:: AVAILABLE RECORDS ::
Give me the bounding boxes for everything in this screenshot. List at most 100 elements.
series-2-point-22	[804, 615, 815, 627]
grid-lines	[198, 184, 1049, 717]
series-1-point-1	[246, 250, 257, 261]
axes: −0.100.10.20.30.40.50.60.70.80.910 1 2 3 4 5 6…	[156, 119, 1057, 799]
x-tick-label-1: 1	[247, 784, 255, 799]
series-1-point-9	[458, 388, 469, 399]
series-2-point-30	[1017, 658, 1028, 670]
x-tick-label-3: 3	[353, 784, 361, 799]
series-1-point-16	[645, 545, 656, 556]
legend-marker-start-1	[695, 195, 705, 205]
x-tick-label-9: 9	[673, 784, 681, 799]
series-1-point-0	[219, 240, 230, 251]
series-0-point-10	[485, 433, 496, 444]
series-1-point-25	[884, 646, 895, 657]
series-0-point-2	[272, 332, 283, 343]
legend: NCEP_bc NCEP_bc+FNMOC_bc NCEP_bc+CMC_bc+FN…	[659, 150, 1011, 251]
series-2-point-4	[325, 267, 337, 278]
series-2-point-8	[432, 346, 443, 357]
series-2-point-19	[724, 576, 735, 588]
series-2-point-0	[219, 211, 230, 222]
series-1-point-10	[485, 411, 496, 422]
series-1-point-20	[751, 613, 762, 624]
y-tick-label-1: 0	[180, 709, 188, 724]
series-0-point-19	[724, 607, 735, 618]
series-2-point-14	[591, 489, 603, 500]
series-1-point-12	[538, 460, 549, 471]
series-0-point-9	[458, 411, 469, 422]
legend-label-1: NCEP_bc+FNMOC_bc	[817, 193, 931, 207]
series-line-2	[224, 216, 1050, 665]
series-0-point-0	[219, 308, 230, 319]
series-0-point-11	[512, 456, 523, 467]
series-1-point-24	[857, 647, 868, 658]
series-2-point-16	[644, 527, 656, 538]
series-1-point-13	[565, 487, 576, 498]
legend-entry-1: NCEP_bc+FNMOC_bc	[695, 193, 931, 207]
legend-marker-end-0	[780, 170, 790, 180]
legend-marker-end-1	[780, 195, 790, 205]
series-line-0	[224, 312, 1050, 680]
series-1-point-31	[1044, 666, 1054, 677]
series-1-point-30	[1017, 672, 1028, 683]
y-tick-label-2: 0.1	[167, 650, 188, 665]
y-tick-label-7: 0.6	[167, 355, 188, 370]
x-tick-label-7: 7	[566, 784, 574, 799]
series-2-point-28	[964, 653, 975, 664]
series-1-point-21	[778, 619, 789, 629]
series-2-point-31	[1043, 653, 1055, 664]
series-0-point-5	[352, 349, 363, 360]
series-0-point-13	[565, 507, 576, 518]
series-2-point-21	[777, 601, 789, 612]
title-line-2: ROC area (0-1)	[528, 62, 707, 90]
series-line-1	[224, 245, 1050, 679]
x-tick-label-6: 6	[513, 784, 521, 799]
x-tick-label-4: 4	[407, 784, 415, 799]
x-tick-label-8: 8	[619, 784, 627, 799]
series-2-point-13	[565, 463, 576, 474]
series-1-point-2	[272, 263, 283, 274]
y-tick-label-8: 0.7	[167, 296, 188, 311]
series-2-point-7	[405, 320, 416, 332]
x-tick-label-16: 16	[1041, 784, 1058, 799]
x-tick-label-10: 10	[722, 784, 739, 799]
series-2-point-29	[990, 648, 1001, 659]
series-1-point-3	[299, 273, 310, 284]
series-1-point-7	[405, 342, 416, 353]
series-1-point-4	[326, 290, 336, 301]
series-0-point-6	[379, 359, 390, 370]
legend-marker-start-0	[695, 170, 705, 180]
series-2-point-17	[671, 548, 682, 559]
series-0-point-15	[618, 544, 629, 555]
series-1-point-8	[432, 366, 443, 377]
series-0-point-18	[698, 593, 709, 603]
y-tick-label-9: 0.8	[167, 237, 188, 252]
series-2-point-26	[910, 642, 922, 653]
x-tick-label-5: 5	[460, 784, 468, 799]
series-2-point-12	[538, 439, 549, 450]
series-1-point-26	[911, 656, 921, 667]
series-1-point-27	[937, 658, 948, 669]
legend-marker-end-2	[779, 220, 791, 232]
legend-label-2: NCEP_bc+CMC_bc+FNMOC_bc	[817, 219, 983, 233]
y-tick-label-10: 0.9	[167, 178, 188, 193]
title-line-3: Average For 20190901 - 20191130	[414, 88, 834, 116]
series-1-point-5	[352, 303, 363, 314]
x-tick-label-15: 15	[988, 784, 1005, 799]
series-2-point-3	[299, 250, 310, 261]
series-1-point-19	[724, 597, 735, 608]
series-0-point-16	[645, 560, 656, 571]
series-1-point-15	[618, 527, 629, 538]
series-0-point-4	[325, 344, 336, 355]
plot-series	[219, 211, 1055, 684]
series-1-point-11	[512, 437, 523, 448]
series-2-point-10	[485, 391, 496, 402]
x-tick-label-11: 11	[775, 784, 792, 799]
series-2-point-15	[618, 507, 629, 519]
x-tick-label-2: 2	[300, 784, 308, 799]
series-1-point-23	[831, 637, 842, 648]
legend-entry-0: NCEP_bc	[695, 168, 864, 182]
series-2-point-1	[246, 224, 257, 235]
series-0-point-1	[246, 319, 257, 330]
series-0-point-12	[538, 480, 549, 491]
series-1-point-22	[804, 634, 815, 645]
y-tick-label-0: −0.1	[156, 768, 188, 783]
:::
■ **PROBLEM**
Switch "Average" to "Mean" everywhere in the material and write out all the lines again, leaving everything else unchanged.

■ **RESULT OF THE TASK**
Give me the bounding boxes for everything in this screenshot. List at most 100 elements.
series-2-point-22	[804, 615, 815, 627]
grid-lines	[198, 184, 1049, 717]
series-1-point-1	[246, 250, 257, 261]
axes: −0.100.10.20.30.40.50.60.70.80.910 1 2 3 4 5 6…	[156, 119, 1057, 799]
x-tick-label-1: 1	[247, 784, 255, 799]
series-1-point-9	[458, 388, 469, 399]
series-2-point-30	[1017, 658, 1028, 670]
x-tick-label-3: 3	[353, 784, 361, 799]
series-1-point-16	[645, 545, 656, 556]
legend-marker-start-1	[695, 195, 705, 205]
x-tick-label-9: 9	[673, 784, 681, 799]
series-1-point-0	[219, 240, 230, 251]
series-0-point-10	[485, 433, 496, 444]
series-1-point-25	[884, 646, 895, 657]
series-0-point-2	[272, 332, 283, 343]
legend: NCEP_bc NCEP_bc+FNMOC_bc NCEP_bc+CMC_bc+FN…	[659, 150, 1011, 251]
series-2-point-4	[325, 267, 337, 278]
series-2-point-8	[432, 346, 443, 357]
series-2-point-19	[724, 576, 735, 588]
series-2-point-0	[219, 211, 230, 222]
series-1-point-10	[485, 411, 496, 422]
series-1-point-20	[751, 613, 762, 624]
y-tick-label-1: 0	[180, 709, 188, 724]
series-0-point-19	[724, 607, 735, 618]
series-2-point-14	[591, 489, 603, 500]
series-1-point-12	[538, 460, 549, 471]
series-0-point-9	[458, 411, 469, 422]
legend-label-1: NCEP_bc+FNMOC_bc	[817, 193, 931, 207]
series-line-2	[224, 216, 1050, 665]
series-0-point-0	[219, 308, 230, 319]
series-0-point-11	[512, 456, 523, 467]
series-1-point-24	[857, 647, 868, 658]
series-2-point-16	[644, 527, 656, 538]
series-1-point-13	[565, 487, 576, 498]
legend-entry-1: NCEP_bc+FNMOC_bc	[695, 193, 931, 207]
legend-marker-end-0	[780, 170, 790, 180]
legend-marker-end-1	[780, 195, 790, 205]
series-line-0	[224, 312, 1050, 680]
series-1-point-31	[1044, 666, 1054, 677]
series-1-point-30	[1017, 672, 1028, 683]
y-tick-label-2: 0.1	[167, 650, 188, 665]
y-tick-label-7: 0.6	[167, 355, 188, 370]
x-tick-label-7: 7	[566, 784, 574, 799]
series-2-point-28	[964, 653, 975, 664]
series-1-point-21	[778, 619, 789, 629]
series-2-point-31	[1043, 653, 1055, 664]
series-0-point-5	[352, 349, 363, 360]
series-0-point-13	[565, 507, 576, 518]
series-2-point-21	[777, 601, 789, 612]
title-line-2: ROC area (0-1)	[528, 62, 707, 90]
series-line-1	[224, 245, 1050, 679]
x-tick-label-6: 6	[513, 784, 521, 799]
x-tick-label-4: 4	[407, 784, 415, 799]
x-tick-label-8: 8	[619, 784, 627, 799]
series-2-point-13	[565, 463, 576, 474]
series-1-point-2	[272, 263, 283, 274]
y-tick-label-8: 0.7	[167, 296, 188, 311]
series-2-point-7	[405, 320, 416, 332]
x-tick-label-16: 16	[1041, 784, 1058, 799]
x-tick-label-10: 10	[722, 784, 739, 799]
series-2-point-29	[990, 648, 1001, 659]
series-1-point-3	[299, 273, 310, 284]
series-1-point-7	[405, 342, 416, 353]
series-1-point-4	[326, 290, 336, 301]
series-0-point-6	[379, 359, 390, 370]
legend-marker-start-0	[695, 170, 705, 180]
series-2-point-17	[671, 548, 682, 559]
series-0-point-15	[618, 544, 629, 555]
series-1-point-8	[432, 366, 443, 377]
series-0-point-18	[698, 593, 709, 603]
y-tick-label-9: 0.8	[167, 237, 188, 252]
series-2-point-26	[910, 642, 922, 653]
x-tick-label-5: 5	[460, 784, 468, 799]
series-2-point-12	[538, 439, 549, 450]
series-1-point-26	[911, 656, 921, 667]
series-1-point-27	[937, 658, 948, 669]
legend-marker-end-2	[779, 220, 791, 232]
legend-label-2: NCEP_bc+CMC_bc+FNMOC_bc	[817, 219, 983, 233]
y-tick-label-10: 0.9	[167, 178, 188, 193]
title-line-3: Mean For 20190901 - 20191130	[414, 88, 834, 116]
series-1-point-5	[352, 303, 363, 314]
x-tick-label-15: 15	[988, 784, 1005, 799]
series-2-point-3	[299, 250, 310, 261]
series-1-point-19	[724, 597, 735, 608]
series-0-point-16	[645, 560, 656, 571]
series-1-point-15	[618, 527, 629, 538]
series-0-point-4	[325, 344, 336, 355]
plot-series	[219, 211, 1055, 684]
series-1-point-11	[512, 437, 523, 448]
series-2-point-10	[485, 391, 496, 402]
x-tick-label-11: 11	[775, 784, 792, 799]
series-2-point-15	[618, 507, 629, 519]
x-tick-label-2: 2	[300, 784, 308, 799]
series-1-point-23	[831, 637, 842, 648]
legend-entry-0: NCEP_bc	[695, 168, 864, 182]
series-2-point-1	[246, 224, 257, 235]
series-0-point-1	[246, 319, 257, 330]
series-0-point-12	[538, 480, 549, 491]
series-1-point-22	[804, 634, 815, 645]
y-tick-label-0: −0.1	[156, 768, 188, 783]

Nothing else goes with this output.